- [TASK DIRECTIONS]:
Every line that holds the string "SOCIAL" is to be identified and copied.

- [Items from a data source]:
==================================================

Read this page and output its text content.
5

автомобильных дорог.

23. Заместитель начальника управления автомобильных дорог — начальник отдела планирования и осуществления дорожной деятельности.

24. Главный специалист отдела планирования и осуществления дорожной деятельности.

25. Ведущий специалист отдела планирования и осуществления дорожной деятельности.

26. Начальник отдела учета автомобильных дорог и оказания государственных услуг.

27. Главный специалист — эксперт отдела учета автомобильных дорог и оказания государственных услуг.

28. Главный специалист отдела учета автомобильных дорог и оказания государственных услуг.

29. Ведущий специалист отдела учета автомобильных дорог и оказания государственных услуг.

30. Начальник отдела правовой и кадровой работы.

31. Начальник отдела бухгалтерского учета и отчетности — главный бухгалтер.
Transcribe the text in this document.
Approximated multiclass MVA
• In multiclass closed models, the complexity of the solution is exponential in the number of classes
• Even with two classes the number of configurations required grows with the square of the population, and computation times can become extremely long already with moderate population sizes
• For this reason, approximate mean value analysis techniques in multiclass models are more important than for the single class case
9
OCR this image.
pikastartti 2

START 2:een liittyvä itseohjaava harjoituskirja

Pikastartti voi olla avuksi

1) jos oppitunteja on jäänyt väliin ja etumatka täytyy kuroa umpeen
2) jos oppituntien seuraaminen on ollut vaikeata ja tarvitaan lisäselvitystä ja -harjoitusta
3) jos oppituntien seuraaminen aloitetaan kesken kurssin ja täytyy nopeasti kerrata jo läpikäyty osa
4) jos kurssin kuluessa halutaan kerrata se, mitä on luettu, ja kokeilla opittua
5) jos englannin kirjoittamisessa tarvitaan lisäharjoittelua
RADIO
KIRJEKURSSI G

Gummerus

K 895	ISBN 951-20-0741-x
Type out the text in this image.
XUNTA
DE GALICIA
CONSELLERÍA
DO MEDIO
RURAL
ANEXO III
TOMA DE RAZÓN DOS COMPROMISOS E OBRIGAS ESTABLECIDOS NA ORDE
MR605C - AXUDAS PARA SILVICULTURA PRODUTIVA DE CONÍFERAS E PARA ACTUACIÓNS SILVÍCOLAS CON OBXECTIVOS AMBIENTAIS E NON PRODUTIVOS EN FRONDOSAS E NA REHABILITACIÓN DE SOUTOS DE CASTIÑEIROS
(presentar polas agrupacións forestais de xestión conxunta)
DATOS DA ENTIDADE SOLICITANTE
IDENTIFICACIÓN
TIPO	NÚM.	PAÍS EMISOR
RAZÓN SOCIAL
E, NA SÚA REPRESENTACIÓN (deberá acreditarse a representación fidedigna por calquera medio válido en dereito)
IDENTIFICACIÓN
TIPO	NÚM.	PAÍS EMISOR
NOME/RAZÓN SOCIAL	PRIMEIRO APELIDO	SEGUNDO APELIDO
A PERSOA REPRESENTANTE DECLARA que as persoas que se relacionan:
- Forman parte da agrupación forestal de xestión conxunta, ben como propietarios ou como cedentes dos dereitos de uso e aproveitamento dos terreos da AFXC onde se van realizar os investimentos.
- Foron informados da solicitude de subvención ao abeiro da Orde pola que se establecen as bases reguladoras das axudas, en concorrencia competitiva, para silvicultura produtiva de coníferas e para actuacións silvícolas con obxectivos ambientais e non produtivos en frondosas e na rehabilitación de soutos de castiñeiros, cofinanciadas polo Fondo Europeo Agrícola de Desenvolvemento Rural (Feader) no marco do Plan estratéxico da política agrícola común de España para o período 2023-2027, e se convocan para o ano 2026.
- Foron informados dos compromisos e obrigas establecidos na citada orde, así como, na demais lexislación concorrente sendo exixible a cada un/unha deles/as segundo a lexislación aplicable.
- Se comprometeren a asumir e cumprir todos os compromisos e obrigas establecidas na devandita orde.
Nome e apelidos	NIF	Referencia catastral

==================================================

- [RESULT]:
RAZÓN SOCIAL
NOME/RAZÓN SOCIAL	PRIMEIRO APELIDO	SEGUNDO APELIDO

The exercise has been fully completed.